WRITTEN PROBLEM:
Where a line holds the string "ffffff", return that line.

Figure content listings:
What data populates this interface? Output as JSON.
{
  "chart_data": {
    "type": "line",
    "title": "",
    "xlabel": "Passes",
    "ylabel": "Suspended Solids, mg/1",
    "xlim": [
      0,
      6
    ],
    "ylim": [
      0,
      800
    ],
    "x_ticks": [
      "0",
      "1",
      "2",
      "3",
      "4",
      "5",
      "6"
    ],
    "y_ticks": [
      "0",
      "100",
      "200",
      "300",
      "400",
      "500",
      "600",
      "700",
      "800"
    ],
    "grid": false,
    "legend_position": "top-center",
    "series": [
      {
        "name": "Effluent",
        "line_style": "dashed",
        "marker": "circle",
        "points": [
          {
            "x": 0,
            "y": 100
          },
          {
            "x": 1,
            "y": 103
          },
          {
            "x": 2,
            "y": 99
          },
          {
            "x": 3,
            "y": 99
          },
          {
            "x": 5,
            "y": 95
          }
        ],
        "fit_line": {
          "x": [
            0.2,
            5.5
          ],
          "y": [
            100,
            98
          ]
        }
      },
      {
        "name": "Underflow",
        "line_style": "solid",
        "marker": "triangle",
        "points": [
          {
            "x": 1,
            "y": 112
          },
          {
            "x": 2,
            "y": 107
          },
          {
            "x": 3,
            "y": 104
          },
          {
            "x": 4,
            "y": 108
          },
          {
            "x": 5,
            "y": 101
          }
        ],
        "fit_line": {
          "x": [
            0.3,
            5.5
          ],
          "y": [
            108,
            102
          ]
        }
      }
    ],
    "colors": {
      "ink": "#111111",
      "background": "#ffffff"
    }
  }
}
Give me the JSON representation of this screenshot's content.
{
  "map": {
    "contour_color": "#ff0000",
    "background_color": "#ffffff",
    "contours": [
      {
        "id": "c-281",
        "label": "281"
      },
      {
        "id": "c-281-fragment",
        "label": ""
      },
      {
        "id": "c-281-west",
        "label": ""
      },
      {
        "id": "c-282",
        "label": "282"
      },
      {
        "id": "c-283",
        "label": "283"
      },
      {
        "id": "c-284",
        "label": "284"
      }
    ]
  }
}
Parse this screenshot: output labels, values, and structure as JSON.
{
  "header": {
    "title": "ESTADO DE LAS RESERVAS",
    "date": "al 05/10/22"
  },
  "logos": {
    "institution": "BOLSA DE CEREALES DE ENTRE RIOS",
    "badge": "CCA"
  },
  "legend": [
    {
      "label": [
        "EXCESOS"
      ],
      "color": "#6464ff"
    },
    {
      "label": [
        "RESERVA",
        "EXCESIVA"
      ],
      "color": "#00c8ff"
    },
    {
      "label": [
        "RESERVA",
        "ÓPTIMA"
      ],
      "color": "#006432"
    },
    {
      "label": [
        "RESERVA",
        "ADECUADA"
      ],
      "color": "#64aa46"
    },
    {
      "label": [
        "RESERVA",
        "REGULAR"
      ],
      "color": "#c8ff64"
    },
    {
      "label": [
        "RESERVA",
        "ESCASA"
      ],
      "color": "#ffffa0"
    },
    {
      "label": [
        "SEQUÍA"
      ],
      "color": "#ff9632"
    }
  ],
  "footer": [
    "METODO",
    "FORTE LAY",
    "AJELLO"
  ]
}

RESPONSE:
      "background": "#ffffff"
    "background_color": "#ffffff",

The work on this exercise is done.